### What needs to be done:
Repeat the listing in full. Nothing may be added or left out.

⟨

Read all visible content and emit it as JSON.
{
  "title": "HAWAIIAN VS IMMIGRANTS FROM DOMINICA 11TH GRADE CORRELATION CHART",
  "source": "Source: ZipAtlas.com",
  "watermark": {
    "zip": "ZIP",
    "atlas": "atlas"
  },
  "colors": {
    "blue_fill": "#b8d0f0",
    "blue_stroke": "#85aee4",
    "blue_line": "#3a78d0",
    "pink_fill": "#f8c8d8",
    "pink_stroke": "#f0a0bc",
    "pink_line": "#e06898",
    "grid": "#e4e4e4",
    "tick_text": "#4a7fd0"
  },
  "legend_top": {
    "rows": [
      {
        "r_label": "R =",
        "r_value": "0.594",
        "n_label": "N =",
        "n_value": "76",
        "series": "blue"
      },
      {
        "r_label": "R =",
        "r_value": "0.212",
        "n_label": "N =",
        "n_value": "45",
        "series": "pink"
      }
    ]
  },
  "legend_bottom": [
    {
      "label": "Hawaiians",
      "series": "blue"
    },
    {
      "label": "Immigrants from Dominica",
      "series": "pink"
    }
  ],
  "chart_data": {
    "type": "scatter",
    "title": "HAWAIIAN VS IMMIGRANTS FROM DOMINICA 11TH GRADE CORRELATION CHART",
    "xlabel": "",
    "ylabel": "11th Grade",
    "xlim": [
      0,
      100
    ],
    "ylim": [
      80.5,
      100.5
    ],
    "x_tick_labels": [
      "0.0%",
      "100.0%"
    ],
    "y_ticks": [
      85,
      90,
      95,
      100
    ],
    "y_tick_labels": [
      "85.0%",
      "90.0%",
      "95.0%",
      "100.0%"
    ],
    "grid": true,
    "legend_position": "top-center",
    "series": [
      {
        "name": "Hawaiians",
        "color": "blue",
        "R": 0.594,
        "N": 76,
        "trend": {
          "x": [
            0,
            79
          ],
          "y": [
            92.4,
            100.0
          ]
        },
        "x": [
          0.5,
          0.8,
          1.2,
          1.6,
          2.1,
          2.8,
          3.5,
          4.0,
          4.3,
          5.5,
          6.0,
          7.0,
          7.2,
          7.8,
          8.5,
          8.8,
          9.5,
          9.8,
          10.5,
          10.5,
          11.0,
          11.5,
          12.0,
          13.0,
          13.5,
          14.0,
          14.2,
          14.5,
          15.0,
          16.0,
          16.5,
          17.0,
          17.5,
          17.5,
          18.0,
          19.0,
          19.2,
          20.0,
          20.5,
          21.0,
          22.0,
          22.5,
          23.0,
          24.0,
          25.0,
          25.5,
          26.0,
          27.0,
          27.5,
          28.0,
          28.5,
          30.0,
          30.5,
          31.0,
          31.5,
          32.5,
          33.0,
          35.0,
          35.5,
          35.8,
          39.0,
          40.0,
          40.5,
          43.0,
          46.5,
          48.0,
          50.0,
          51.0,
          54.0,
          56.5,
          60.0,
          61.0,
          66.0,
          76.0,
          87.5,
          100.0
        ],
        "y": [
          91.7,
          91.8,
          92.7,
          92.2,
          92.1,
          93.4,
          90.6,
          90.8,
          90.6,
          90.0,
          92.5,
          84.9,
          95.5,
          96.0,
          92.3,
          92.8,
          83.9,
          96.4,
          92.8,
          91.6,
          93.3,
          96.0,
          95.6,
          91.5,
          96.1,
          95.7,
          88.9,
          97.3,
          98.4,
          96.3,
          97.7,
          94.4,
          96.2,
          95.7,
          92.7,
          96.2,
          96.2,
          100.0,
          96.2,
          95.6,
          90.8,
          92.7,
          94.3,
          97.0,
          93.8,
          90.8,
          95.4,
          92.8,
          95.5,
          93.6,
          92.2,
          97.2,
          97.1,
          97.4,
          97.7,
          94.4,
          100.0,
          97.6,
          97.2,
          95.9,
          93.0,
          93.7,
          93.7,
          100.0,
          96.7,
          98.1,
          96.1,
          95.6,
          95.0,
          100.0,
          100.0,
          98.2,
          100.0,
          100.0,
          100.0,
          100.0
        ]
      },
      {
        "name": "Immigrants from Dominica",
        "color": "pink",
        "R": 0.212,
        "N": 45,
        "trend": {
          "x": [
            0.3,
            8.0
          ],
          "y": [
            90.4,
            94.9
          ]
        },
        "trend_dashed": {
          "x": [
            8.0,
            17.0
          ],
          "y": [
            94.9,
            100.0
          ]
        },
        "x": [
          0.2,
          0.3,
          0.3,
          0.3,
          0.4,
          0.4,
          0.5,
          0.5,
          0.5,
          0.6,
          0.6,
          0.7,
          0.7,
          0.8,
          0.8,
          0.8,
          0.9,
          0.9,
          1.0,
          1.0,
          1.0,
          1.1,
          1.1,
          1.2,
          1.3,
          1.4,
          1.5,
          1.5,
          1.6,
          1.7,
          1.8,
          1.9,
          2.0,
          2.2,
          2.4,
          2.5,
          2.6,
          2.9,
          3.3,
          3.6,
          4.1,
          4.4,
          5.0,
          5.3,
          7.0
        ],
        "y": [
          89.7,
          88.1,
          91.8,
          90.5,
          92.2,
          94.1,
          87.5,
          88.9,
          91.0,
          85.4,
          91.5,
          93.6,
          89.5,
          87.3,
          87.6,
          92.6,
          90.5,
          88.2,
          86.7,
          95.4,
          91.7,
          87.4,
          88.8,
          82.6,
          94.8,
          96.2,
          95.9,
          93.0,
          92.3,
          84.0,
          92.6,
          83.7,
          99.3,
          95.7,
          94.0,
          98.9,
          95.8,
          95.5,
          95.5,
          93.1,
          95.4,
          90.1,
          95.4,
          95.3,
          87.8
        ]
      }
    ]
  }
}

⟩

### Written solution:
Read all visible content and emit it as JSON.
{
  "title": "HAWAIIAN VS IMMIGRANTS FROM DOMINICA 11TH GRADE CORRELATION CHART",
  "source": "Source: ZipAtlas.com",
  "watermark": {
    "zip": "ZIP",
    "atlas": "atlas"
  },
  "colors": {
    "blue_fill": "#b8d0f0",
    "blue_stroke": "#85aee4",
    "blue_line": "#3a78d0",
    "pink_fill": "#f8c8d8",
    "pink_stroke": "#f0a0bc",
    "pink_line": "#e06898",
    "grid": "#e4e4e4",
    "tick_text": "#4a7fd0"
  },
  "legend_top": {
    "rows": [
      {
        "r_label": "R =",
        "r_value": "0.594",
        "n_label": "N =",
        "n_value": "76",
        "series": "blue"
      },
      {
        "r_label": "R =",
        "r_value": "0.212",
        "n_label": "N =",
        "n_value": "45",
        "series": "pink"
      }
    ]
  },
  "legend_bottom": [
    {
      "label": "Hawaiians",
      "series": "blue"
    },
    {
      "label": "Immigrants from Dominica",
      "series": "pink"
    }
  ],
  "chart_data": {
    "type": "scatter",
    "title": "HAWAIIAN VS IMMIGRANTS FROM DOMINICA 11TH GRADE CORRELATION CHART",
    "xlabel": "",
    "ylabel": "11th Grade",
    "xlim": [
      0,
      100
    ],
    "ylim": [
      80.5,
      100.5
    ],
    "x_tick_labels": [
      "0.0%",
      "100.0%"
    ],
    "y_ticks": [
      85,
      90,
      95,
      100
    ],
    "y_tick_labels": [
      "85.0%",
      "90.0%",
      "95.0%",
      "100.0%"
    ],
    "grid": true,
    "legend_position": "top-center",
    "series": [
      {
        "name": "Hawaiians",
        "color": "blue",
        "R": 0.594,
        "N": 76,
        "trend": {
          "x": [
            0,
            79
          ],
          "y": [
            92.4,
            100.0
          ]
        },
        "x": [
          0.5,
          0.8,
          1.2,
          1.6,
          2.1,
          2.8,
          3.5,
          4.0,
          4.3,
          5.5,
          6.0,
          7.0,
          7.2,
          7.8,
          8.5,
          8.8,
          9.5,
          9.8,
          10.5,
          10.5,
          11.0,
          11.5,
          12.0,
          13.0,
          13.5,
          14.0,
          14.2,
          14.5,
          15.0,
          16.0,
          16.5,
          17.0,
          17.5,
          17.5,
          18.0,
          19.0,
          19.2,
          20.0,
          20.5,
          21.0,
          22.0,
          22.5,
          23.0,
          24.0,
          25.0,
          25.5,
          26.0,
          27.0,
          27.5,
          28.0,
          28.5,
          30.0,
          30.5,
          31.0,
          31.5,
          32.5,
          33.0,
          35.0,
          35.5,
          35.8,
          39.0,
          40.0,
          40.5,
          43.0,
          46.5,
          48.0,
          50.0,
          51.0,
          54.0,
          56.5,
          60.0,
          61.0,
          66.0,
          76.0,
          87.5,
          100.0
        ],
        "y": [
          91.7,
          91.8,
          92.7,
          92.2,
          92.1,
          93.4,
          90.6,
          90.8,
          90.6,
          90.0,
          92.5,
          84.9,
          95.5,
          96.0,
          92.3,
          92.8,
          83.9,
          96.4,
          92.8,
          91.6,
          93.3,
          96.0,
          95.6,
          91.5,
          96.1,
          95.7,
          88.9,
          97.3,
          98.4,
          96.3,
          97.7,
          94.4,
          96.2,
          95.7,
          92.7,
          96.2,
          96.2,
          100.0,
          96.2,
          95.6,
          90.8,
          92.7,
          94.3,
          97.0,
          93.8,
          90.8,
          95.4,
          92.8,
          95.5,
          93.6,
          92.2,
          97.2,
          97.1,
          97.4,
          97.7,
          94.4,
          100.0,
          97.6,
          97.2,
          95.9,
          93.0,
          93.7,
          93.7,
          100.0,
          96.7,
          98.1,
          96.1,
          95.6,
          95.0,
          100.0,
          100.0,
          98.2,
          100.0,
          100.0,
          100.0,
          100.0
        ]
      },
      {
        "name": "Immigrants from Dominica",
        "color": "pink",
        "R": 0.212,
        "N": 45,
        "trend": {
          "x": [
            0.3,
            8.0
          ],
          "y": [
            90.4,
            94.9
          ]
        },
        "trend_dashed": {
          "x": [
            8.0,
            17.0
          ],
          "y": [
            94.9,
            100.0
          ]
        },
        "x": [
          0.2,
          0.3,
          0.3,
          0.3,
          0.4,
          0.4,
          0.5,
          0.5,
          0.5,
          0.6,
          0.6,
          0.7,
          0.7,
          0.8,
          0.8,
          0.8,
          0.9,
          0.9,
          1.0,
          1.0,
          1.0,
          1.1,
          1.1,
          1.2,
          1.3,
          1.4,
          1.5,
          1.5,
          1.6,
          1.7,
          1.8,
          1.9,
          2.0,
          2.2,
          2.4,
          2.5,
          2.6,
          2.9,
          3.3,
          3.6,
          4.1,
          4.4,
          5.0,
          5.3,
          7.0
        ],
        "y": [
          89.7,
          88.1,
          91.8,
          90.5,
          92.2,
          94.1,
          87.5,
          88.9,
          91.0,
          85.4,
          91.5,
          93.6,
          89.5,
          87.3,
          87.6,
          92.6,
          90.5,
          88.2,
          86.7,
          95.4,
          91.7,
          87.4,
          88.8,
          82.6,
          94.8,
          96.2,
          95.9,
          93.0,
          92.3,
          84.0,
          92.6,
          83.7,
          99.3,
          95.7,
          94.0,
          98.9,
          95.8,
          95.5,
          95.5,
          93.1,
          95.4,
          90.1,
          95.4,
          95.3,
          87.8
        ]
      }
    ]
  }
}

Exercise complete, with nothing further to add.